▸ **Short exercise**
Skip every picture and transcribe the remaining material exactly.

_____

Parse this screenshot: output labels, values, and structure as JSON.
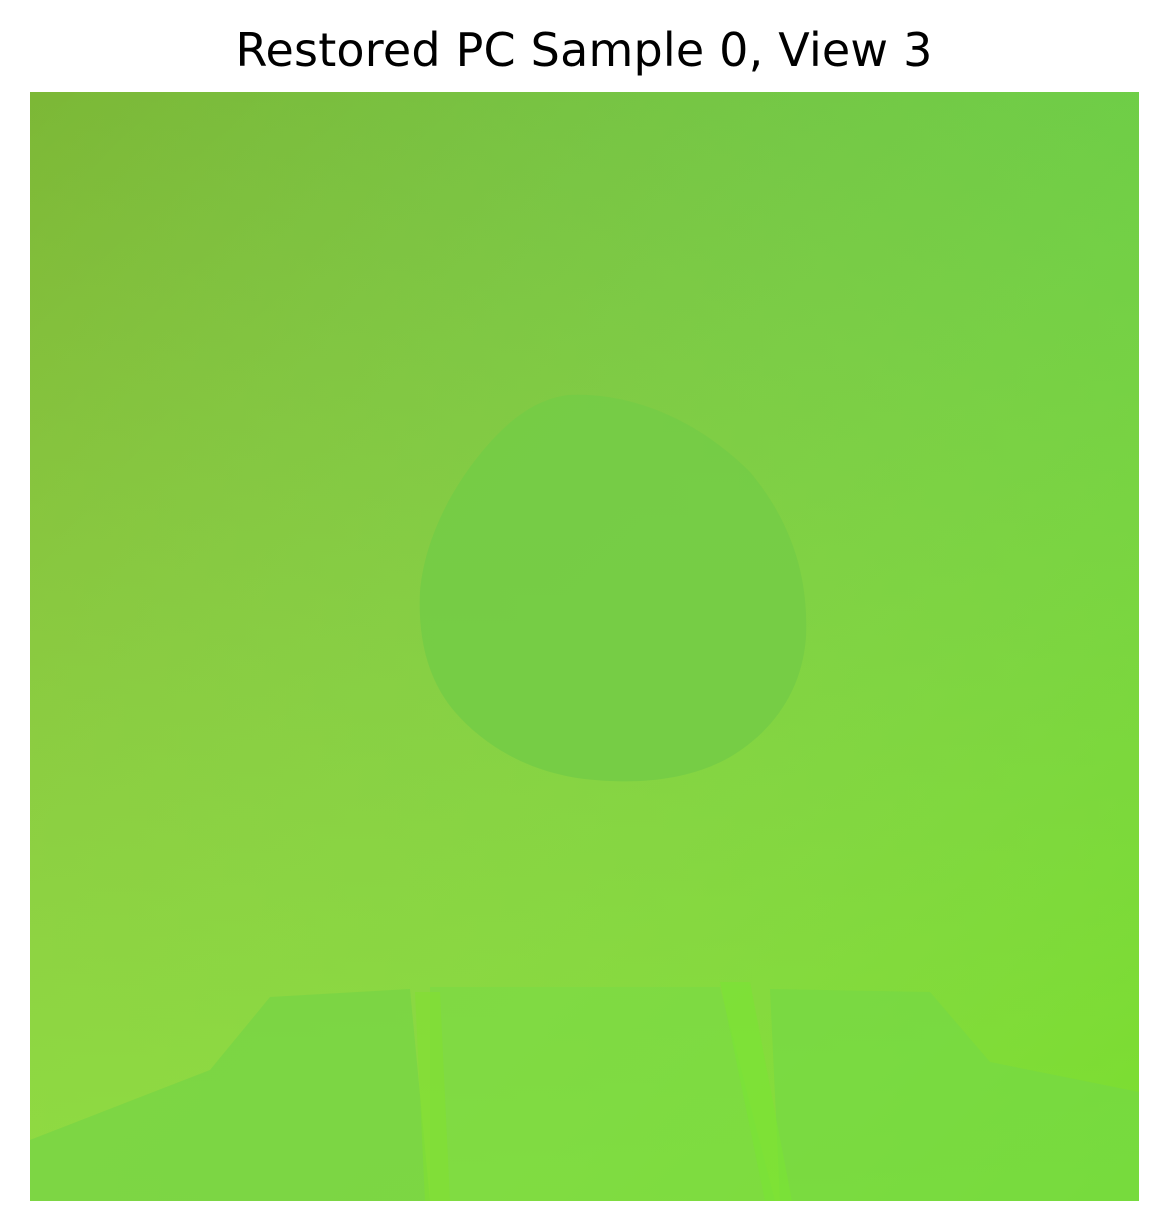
{
  "figure": {
    "title": "Restored PC Sample 0, View 3"
  },
  "colors": {
    "background": "#ffffff",
    "title_text": "#000000",
    "gradient_top_left": "#7cb836",
    "gradient_top_right": "#5fc536",
    "gradient_bottom_left": "#8dd42f",
    "gradient_bottom_right": "#6ee830",
    "head_region": "#74cc46",
    "shoulder_region": "#77d845",
    "neck_region": "#79dc3c"
  }
}
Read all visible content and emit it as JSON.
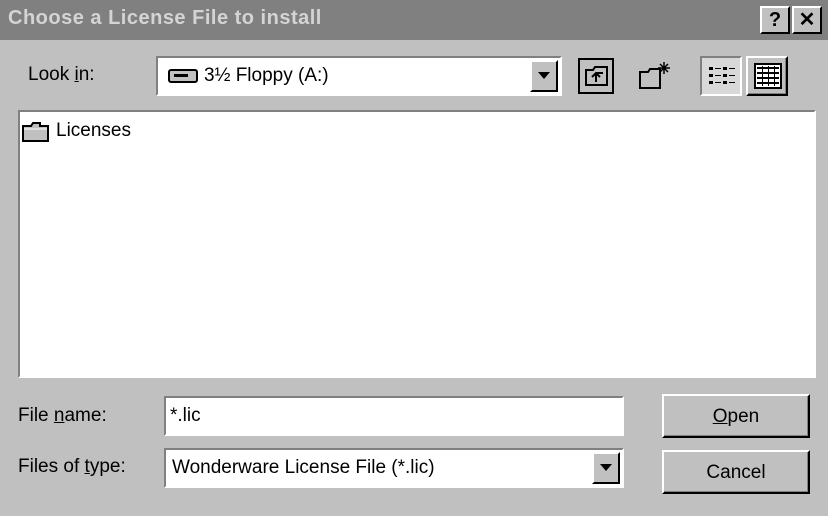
{
  "window": {
    "title": "Choose a License File to install",
    "help_label": "?",
    "close_label": "✕"
  },
  "look_in": {
    "label_pre": "Look ",
    "label_key": "i",
    "label_post": "n:",
    "value": "3½ Floppy (A:)",
    "icon": "floppy-drive-icon"
  },
  "toolbar": {
    "up_icon": "up-one-level-icon",
    "new_folder_icon": "create-new-folder-icon",
    "list_icon": "list-view-icon",
    "details_icon": "details-view-icon"
  },
  "file_list": {
    "items": [
      {
        "name": "Licenses",
        "icon": "folder-icon"
      }
    ]
  },
  "file_name": {
    "label_pre": "File ",
    "label_key": "n",
    "label_post": "ame:",
    "value": "*.lic"
  },
  "file_type": {
    "label_pre": "Files of ",
    "label_key": "t",
    "label_post": "ype:",
    "value": "Wonderware License File (*.lic)"
  },
  "buttons": {
    "open_key": "O",
    "open_rest": "pen",
    "cancel": "Cancel"
  }
}
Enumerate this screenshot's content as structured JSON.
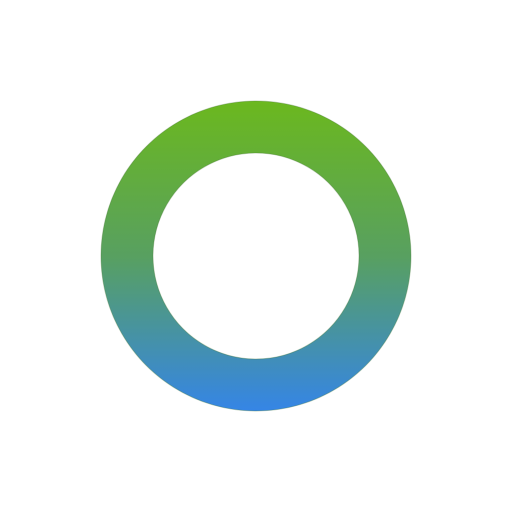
{
  "icon": {
    "name": "ring-icon",
    "colors": {
      "background": "#ffffff",
      "gradient_top": "#6bb81e",
      "gradient_middle": "#58a060",
      "gradient_bottom": "#3585e6",
      "outline": "#4a7a3a"
    }
  }
}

_____

▸ **Exercise output**
Parse this screenshot: output labels, values, and structure as JSON.
{
  "figure": {
    "title": "Restored PC Sample 0, View 3"
  },
  "colors": {
    "background": "#ffffff",
    "title_text": "#000000",
    "gradient_top_left": "#7cb836",
    "gradient_top_right": "#5fc536",
    "gradient_bottom_left": "#8dd42f",
    "gradient_bottom_right": "#6ee830",
    "head_region": "#74cc46",
    "shoulder_region": "#77d845",
    "neck_region": "#79dc3c"
  }
}
Read all visible content and emit it as JSON.
{
  "window": {
    "title": "Choose a License File to install",
    "help_label": "?",
    "close_label": "✕"
  },
  "look_in": {
    "label_pre": "Look ",
    "label_key": "i",
    "label_post": "n:",
    "value": "3½ Floppy (A:)",
    "icon": "floppy-drive-icon"
  },
  "toolbar": {
    "up_icon": "up-one-level-icon",
    "new_folder_icon": "create-new-folder-icon",
    "list_icon": "list-view-icon",
    "details_icon": "details-view-icon"
  },
  "file_list": {
    "items": [
      {
        "name": "Licenses",
        "icon": "folder-icon"
      }
    ]
  },
  "file_name": {
    "label_pre": "File ",
    "label_key": "n",
    "label_post": "ame:",
    "value": "*.lic"
  },
  "file_type": {
    "label_pre": "Files of ",
    "label_key": "t",
    "label_post": "ype:",
    "value": "Wonderware License File (*.lic)"
  },
  "buttons": {
    "open_key": "O",
    "open_rest": "pen",
    "cancel": "Cancel"
  }
}
Enumerate this screenshot's content as structured JSON.
{
  "icon": {
    "name": "ring-icon",
    "colors": {
      "background": "#ffffff",
      "gradient_top": "#6bb81e",
      "gradient_middle": "#58a060",
      "gradient_bottom": "#3585e6",
      "outline": "#4a7a3a"
    }
  }
}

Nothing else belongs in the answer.